Required work:
1. According to the album article, in which two cities were the live recordings made?
2. Extend the album article by Maddy Prior and the Carnival Band, picking up right after its last line.

Text provided:
——

Studio album by Maddy Prior and the Carnival Band
- Released: 2005
- Genre: British folk rock
- Label: Park

= An Evening of Carols and Capers =

An Evening of Carols and Capers is an album by Maddy Prior with The Carnival Band.

This double album is effectively an audio version of the DVD of the same name, though the tracks vary slightly. It is a collection of live recordings from concerts in Oxford and Salisbury. The dates are not given. The songs originated from the studio albums Carols and Capers, Gold, Frankincense & Myrrh and A Tapestry of Carols. To break up the proceedings there are some instrumentals. The "Tinker Polka" derives from a vintage 1930 recording of a Texas Czech band. The song "Balthazar" has an African rhythm, and "Melima" sounds Arabic. "M Charpentier's Christmas Stomp" (CD1) is the same as "M Charpentier's Christmas Swing" (CD2) except that the latter is jazzy. Running time CD1: 37m 57s. CD2: 41m 14s. The package is dated 2005 but it wasn't released until December 2006. The liner notes contain the words to all the songs.

==Track listing==
CD 1
1. Masters in this Hall (Words: William Morris; Music: French Traditional)
2. The Sans Day Carol (Cornish Traditional)
3. God Rest You Merry Gentlemen (Traditional)
4. This Endris Night (Anon 16th century)
5. M Charpentier's Christmas Stomp (instrumental) (1. French Trad 2. M Charpentier)
6. Let an Anthem of Praise (Words: Caleb Ashworth; Music: Traditional)
7. The Oxen (Prior/ Lewin/ Watts/ Mizraki/ Banks/ Davis/ Badley)
8. Balthazar (Prior/ Lewin/ Watts/ Mizraki/ Banks/ Davis/ Badley)
9. Round of the Animals (Prior/ Mizraki)

——

Listing:
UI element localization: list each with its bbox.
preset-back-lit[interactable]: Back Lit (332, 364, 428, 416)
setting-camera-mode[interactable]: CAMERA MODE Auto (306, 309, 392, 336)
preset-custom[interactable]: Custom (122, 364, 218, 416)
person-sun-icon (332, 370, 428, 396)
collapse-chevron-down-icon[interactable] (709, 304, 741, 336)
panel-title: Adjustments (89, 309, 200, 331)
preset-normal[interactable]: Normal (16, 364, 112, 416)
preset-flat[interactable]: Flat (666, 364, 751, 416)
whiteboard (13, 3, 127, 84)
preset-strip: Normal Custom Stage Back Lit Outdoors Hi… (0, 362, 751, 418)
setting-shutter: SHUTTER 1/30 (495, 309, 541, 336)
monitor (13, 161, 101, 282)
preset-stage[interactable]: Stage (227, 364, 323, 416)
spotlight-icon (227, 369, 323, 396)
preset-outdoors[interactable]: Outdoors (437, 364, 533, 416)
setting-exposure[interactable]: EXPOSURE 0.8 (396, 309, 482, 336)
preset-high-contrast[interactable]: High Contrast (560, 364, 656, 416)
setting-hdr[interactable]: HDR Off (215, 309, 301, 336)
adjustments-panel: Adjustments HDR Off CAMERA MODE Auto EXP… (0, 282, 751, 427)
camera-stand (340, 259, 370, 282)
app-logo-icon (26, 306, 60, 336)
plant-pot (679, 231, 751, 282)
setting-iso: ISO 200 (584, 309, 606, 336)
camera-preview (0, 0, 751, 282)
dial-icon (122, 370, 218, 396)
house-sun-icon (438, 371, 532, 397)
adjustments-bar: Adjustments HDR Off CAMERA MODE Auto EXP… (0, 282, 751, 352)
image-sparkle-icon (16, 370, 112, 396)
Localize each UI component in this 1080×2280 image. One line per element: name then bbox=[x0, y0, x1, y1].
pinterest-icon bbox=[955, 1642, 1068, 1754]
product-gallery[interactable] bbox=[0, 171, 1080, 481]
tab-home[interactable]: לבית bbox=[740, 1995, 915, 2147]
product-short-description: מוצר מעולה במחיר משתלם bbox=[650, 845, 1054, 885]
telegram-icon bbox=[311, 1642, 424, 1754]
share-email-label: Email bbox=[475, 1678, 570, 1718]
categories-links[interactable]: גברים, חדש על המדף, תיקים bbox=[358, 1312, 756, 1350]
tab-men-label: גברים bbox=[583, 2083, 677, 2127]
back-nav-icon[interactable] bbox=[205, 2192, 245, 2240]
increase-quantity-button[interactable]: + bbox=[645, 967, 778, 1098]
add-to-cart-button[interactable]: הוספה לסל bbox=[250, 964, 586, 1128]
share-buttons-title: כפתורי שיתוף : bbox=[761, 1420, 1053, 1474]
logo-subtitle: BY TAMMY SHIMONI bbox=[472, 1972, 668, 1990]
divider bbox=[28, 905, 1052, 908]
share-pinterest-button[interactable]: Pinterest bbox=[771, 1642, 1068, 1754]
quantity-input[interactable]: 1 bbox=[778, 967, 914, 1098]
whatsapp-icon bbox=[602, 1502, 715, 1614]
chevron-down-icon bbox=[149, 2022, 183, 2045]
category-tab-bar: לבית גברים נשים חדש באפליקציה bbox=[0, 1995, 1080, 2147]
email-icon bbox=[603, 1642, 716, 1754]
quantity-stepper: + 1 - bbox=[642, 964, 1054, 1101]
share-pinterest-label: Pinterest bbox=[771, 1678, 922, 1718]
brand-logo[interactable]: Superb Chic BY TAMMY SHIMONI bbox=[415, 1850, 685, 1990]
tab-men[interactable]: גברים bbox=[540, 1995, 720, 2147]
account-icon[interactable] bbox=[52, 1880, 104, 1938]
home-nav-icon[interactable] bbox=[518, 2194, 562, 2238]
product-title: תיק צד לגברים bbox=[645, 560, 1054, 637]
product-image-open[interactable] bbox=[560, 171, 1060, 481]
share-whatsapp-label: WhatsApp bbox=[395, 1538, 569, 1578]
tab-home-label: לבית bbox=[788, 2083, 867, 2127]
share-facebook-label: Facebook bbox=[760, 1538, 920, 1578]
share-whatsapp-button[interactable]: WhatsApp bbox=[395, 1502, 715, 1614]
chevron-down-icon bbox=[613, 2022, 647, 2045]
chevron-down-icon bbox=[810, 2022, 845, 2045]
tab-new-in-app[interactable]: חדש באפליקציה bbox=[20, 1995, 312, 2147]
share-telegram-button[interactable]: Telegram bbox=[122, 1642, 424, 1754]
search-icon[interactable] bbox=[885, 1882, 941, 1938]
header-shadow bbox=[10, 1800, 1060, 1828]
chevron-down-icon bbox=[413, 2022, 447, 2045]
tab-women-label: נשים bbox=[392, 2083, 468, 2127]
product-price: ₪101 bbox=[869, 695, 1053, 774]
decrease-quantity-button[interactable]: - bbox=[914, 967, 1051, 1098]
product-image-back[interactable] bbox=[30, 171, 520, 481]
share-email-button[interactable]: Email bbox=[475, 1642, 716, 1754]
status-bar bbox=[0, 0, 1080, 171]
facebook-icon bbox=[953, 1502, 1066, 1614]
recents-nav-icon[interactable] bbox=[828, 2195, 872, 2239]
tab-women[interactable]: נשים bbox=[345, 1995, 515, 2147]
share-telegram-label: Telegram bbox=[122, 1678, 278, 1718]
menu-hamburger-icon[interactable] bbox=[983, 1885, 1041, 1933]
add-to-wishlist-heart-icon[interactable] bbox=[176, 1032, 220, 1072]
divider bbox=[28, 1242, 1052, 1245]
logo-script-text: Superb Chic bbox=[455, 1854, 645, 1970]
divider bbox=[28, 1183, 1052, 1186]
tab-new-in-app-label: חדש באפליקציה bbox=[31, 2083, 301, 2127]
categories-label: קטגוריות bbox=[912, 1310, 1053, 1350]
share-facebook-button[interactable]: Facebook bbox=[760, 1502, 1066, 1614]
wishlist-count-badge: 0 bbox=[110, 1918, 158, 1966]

——

Answer set:
1. Oxford and Salisbury.

2.
10. Melima (Prior/ Lewin/ Watts/ Mizraki/ Banks/ Davis/ Badley)

CD 2
1. It Came Upon the Midnight Clear (Tune: Traditional, Words by EH Sears (18th century))
2. On Christmas Night (Sussex Carol) (Traditional)
3. Watts' Cradle Song (Words: Isaac Watts; tune: US early 19th century)
4. Vals Musette (instrumental) (Andre Verchuren Traditional)
5. Entre Le Boeuf (sung in French) (Traditional)
6. M Charpentier's Christmas Swing (instrumental) (1. French Traditional 2. M Charpentier)
7. Dratenik (Tinker Polka) (instrumental) (Bacova's Ceska Kapela)
8. The Carnal and the Crane (Child 55) (Traditional)
9. Ding Dong Merrily on High (Tune: French Trad; words GR Woodward)
10. Angels from the Realms of Glory (Words: Montgomery; Music: French Traditional)
11. Hark, Hark (sung a cappella) (Words: J Stephenson; Tune: Traditional)
12. While Shepherds Watched (Words: Nahum Tate/ Nicholas Brady; Tune: Traditional)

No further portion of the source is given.